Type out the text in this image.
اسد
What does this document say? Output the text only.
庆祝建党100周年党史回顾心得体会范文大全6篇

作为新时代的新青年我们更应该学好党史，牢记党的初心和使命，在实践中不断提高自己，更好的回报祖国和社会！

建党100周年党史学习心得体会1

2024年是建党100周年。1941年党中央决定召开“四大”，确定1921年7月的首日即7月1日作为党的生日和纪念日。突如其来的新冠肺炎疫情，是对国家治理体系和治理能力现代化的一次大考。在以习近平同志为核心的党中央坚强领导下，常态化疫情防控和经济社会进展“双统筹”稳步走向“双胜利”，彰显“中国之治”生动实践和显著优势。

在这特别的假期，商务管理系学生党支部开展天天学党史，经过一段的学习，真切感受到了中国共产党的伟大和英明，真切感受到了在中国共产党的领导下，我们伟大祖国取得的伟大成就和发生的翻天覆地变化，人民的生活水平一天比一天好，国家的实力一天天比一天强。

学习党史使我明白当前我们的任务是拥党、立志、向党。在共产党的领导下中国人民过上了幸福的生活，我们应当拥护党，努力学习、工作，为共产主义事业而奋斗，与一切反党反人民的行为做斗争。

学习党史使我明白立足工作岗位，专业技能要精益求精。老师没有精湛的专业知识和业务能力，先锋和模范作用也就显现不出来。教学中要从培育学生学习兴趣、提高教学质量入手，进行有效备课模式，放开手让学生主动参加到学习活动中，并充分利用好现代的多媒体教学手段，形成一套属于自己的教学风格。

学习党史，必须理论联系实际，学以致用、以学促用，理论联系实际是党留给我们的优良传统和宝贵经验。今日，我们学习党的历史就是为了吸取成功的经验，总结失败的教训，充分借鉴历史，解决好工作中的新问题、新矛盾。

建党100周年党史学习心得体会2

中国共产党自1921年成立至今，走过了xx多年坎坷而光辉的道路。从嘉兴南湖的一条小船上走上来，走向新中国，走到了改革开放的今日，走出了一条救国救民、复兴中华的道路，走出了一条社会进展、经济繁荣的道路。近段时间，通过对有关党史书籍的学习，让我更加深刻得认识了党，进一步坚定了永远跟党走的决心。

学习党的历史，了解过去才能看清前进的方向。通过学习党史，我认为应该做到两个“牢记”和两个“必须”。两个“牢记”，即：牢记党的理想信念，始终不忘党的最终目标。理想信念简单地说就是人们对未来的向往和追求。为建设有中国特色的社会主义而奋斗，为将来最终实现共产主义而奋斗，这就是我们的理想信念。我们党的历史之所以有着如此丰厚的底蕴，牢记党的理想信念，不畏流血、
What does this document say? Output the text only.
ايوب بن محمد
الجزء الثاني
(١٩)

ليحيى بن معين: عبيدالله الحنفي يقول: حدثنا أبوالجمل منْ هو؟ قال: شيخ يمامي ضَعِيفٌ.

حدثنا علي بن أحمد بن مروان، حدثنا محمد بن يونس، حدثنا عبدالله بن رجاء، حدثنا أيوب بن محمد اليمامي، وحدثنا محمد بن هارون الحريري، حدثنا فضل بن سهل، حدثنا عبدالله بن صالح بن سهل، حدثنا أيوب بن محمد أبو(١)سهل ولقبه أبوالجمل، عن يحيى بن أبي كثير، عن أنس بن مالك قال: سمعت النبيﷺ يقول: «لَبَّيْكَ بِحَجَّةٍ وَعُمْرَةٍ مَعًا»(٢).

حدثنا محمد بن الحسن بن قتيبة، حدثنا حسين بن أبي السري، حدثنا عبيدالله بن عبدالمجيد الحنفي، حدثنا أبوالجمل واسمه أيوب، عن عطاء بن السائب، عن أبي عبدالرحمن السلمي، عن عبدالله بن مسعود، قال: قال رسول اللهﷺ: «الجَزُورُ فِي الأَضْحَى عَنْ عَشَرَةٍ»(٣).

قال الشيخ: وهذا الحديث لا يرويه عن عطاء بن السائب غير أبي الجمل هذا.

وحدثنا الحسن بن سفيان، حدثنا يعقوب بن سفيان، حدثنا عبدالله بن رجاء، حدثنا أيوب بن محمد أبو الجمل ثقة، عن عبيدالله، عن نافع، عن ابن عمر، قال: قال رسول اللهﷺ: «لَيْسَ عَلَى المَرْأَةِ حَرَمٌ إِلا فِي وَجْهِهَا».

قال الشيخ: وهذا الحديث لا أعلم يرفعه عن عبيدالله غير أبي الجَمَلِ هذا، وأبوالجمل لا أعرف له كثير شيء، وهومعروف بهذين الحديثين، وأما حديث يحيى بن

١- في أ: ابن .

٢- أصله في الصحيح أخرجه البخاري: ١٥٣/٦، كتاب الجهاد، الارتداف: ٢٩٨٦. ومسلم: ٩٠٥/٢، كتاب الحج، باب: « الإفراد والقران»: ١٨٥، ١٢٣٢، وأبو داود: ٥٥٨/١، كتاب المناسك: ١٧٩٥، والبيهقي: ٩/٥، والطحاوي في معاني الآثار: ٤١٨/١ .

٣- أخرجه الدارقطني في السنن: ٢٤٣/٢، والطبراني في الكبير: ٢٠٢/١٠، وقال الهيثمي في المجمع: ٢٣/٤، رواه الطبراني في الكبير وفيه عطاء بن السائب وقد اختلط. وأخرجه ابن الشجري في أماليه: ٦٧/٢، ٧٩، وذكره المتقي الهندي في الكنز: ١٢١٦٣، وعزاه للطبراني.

-------

Exercise requirements →
Copy out each line that contains the word "رسول".

Written reply →
حدثنا محمد بن الحسن بن قتيبة، حدثنا حسين بن أبي السري، حدثنا عبيدالله بن عبدالمجيد الحنفي، حدثنا أبوالجمل واسمه أيوب، عن عطاء بن السائب، عن أبي عبدالرحمن السلمي، عن عبدالله بن مسعود، قال: قال رسول اللهﷺ: «الجَزُورُ فِي الأَضْحَى عَنْ عَشَرَةٍ»(٣).
وحدثنا الحسن بن سفيان، حدثنا يعقوب بن سفيان، حدثنا عبدالله بن رجاء، حدثنا أيوب بن محمد أبو الجمل ثقة، عن عبيدالله، عن نافع، عن ابن عمر، قال: قال رسول اللهﷺ: «لَيْسَ عَلَى المَرْأَةِ حَرَمٌ إِلا فِي وَجْهِهَا».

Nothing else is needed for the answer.